§ **Supplied material**:

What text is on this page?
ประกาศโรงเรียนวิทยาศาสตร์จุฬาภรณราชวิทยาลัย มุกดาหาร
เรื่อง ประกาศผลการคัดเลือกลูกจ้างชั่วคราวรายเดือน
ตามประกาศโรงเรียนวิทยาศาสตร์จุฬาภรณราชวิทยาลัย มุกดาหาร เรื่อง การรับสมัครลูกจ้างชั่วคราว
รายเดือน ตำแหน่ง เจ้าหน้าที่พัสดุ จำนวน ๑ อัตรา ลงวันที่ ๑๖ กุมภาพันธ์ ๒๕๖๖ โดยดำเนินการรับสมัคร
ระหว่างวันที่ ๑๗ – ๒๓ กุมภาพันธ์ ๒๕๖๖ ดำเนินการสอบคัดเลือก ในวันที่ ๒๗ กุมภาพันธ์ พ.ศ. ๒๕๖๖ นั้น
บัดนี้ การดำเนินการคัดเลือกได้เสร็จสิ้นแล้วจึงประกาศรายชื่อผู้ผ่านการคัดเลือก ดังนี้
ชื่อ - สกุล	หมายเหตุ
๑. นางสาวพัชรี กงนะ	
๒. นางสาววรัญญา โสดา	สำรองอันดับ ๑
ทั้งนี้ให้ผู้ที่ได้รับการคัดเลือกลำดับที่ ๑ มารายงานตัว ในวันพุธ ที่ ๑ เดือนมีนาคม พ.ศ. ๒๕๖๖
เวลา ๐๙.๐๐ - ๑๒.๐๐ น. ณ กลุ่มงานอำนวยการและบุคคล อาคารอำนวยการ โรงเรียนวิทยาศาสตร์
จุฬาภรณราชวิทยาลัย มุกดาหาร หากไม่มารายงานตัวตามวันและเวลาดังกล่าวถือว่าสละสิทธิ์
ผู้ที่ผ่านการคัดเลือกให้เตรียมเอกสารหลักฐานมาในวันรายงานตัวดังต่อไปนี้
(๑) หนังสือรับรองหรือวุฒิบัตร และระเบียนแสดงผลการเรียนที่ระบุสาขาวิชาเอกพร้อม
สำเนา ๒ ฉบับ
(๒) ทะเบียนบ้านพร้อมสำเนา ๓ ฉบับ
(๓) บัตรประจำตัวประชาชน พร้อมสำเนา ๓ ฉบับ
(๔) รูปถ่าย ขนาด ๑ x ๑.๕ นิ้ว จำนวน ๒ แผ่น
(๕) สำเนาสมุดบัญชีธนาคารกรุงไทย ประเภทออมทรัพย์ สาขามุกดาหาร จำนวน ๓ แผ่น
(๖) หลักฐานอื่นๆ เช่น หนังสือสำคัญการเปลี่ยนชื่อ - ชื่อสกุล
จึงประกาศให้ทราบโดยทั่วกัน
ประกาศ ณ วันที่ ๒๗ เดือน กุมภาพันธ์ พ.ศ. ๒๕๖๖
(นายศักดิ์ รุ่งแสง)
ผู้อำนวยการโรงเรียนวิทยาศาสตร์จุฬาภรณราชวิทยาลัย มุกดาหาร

§ **Directions for this task**: Return all of the above records exactly, leaving no line out.

§ **Worked solution**:
What text is on this page?
ประกาศโรงเรียนวิทยาศาสตร์จุฬาภรณราชวิทยาลัย มุกดาหาร
เรื่อง ประกาศผลการคัดเลือกลูกจ้างชั่วคราวรายเดือน
ตามประกาศโรงเรียนวิทยาศาสตร์จุฬาภรณราชวิทยาลัย มุกดาหาร เรื่อง การรับสมัครลูกจ้างชั่วคราว
รายเดือน ตำแหน่ง เจ้าหน้าที่พัสดุ จำนวน ๑ อัตรา ลงวันที่ ๑๖ กุมภาพันธ์ ๒๕๖๖ โดยดำเนินการรับสมัคร
ระหว่างวันที่ ๑๗ – ๒๓ กุมภาพันธ์ ๒๕๖๖ ดำเนินการสอบคัดเลือก ในวันที่ ๒๗ กุมภาพันธ์ พ.ศ. ๒๕๖๖ นั้น
บัดนี้ การดำเนินการคัดเลือกได้เสร็จสิ้นแล้วจึงประกาศรายชื่อผู้ผ่านการคัดเลือก ดังนี้
ชื่อ - สกุล	หมายเหตุ
๑. นางสาวพัชรี กงนะ	
๒. นางสาววรัญญา โสดา	สำรองอันดับ ๑
ทั้งนี้ให้ผู้ที่ได้รับการคัดเลือกลำดับที่ ๑ มารายงานตัว ในวันพุธ ที่ ๑ เดือนมีนาคม พ.ศ. ๒๕๖๖
เวลา ๐๙.๐๐ - ๑๒.๐๐ น. ณ กลุ่มงานอำนวยการและบุคคล อาคารอำนวยการ โรงเรียนวิทยาศาสตร์
จุฬาภรณราชวิทยาลัย มุกดาหาร หากไม่มารายงานตัวตามวันและเวลาดังกล่าวถือว่าสละสิทธิ์
ผู้ที่ผ่านการคัดเลือกให้เตรียมเอกสารหลักฐานมาในวันรายงานตัวดังต่อไปนี้
(๑) หนังสือรับรองหรือวุฒิบัตร และระเบียนแสดงผลการเรียนที่ระบุสาขาวิชาเอกพร้อม
สำเนา ๒ ฉบับ
(๒) ทะเบียนบ้านพร้อมสำเนา ๓ ฉบับ
(๓) บัตรประจำตัวประชาชน พร้อมสำเนา ๓ ฉบับ
(๔) รูปถ่าย ขนาด ๑ x ๑.๕ นิ้ว จำนวน ๒ แผ่น
(๕) สำเนาสมุดบัญชีธนาคารกรุงไทย ประเภทออมทรัพย์ สาขามุกดาหาร จำนวน ๓ แผ่น
(๖) หลักฐานอื่นๆ เช่น หนังสือสำคัญการเปลี่ยนชื่อ - ชื่อสกุล
จึงประกาศให้ทราบโดยทั่วกัน
ประกาศ ณ วันที่ ๒๗ เดือน กุมภาพันธ์ พ.ศ. ๒๕๖๖
(นายศักดิ์ รุ่งแสง)
ผู้อำนวยการโรงเรียนวิทยาศาสตร์จุฬาภรณราชวิทยาลัย มุกดาหาร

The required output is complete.